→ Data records
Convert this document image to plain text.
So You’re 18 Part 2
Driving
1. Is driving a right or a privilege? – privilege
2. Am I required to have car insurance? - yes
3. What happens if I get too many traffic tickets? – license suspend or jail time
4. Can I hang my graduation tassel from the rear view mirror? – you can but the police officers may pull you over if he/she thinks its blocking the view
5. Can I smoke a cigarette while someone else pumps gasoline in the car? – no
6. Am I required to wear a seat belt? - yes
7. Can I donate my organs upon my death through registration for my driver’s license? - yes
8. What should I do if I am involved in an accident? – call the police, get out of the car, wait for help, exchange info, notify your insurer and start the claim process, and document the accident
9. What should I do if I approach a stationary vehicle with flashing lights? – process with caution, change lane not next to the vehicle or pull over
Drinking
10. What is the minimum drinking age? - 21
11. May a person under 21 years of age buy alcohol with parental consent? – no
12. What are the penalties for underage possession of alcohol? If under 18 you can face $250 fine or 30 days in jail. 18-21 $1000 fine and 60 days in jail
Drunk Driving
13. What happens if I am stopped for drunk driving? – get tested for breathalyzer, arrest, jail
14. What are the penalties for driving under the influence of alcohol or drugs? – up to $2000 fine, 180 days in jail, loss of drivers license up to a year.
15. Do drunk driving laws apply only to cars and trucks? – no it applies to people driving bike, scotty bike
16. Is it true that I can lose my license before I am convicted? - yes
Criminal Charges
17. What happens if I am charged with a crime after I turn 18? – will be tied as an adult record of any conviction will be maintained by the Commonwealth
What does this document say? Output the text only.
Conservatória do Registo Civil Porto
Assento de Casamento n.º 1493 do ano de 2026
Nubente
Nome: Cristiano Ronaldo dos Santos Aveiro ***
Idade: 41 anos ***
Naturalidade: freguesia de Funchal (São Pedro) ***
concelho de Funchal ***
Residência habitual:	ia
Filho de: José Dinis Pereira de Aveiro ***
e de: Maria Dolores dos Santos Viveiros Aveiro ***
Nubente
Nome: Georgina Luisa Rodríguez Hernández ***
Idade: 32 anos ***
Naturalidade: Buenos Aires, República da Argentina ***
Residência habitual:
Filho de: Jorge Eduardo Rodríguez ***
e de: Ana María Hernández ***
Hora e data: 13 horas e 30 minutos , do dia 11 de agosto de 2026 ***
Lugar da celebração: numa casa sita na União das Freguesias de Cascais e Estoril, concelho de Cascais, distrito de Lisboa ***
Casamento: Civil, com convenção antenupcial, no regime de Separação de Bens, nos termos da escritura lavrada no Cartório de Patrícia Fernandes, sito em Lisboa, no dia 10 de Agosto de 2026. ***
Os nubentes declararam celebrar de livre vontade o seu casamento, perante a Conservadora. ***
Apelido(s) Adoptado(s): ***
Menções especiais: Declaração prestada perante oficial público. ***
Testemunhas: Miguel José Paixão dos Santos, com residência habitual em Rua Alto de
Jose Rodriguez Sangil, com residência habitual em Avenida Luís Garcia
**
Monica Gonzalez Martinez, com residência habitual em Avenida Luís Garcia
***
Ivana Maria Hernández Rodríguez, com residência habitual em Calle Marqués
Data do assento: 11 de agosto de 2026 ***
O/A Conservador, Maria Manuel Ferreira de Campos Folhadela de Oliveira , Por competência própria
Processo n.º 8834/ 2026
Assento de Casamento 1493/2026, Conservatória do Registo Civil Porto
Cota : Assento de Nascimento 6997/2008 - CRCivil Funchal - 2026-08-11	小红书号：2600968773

→ What is asked
Copy in full each line that holds the word "Naturalidade".

→ Written solution
Naturalidade: freguesia de Funchal (São Pedro) ***
Naturalidade: Buenos Aires, República da Argentina ***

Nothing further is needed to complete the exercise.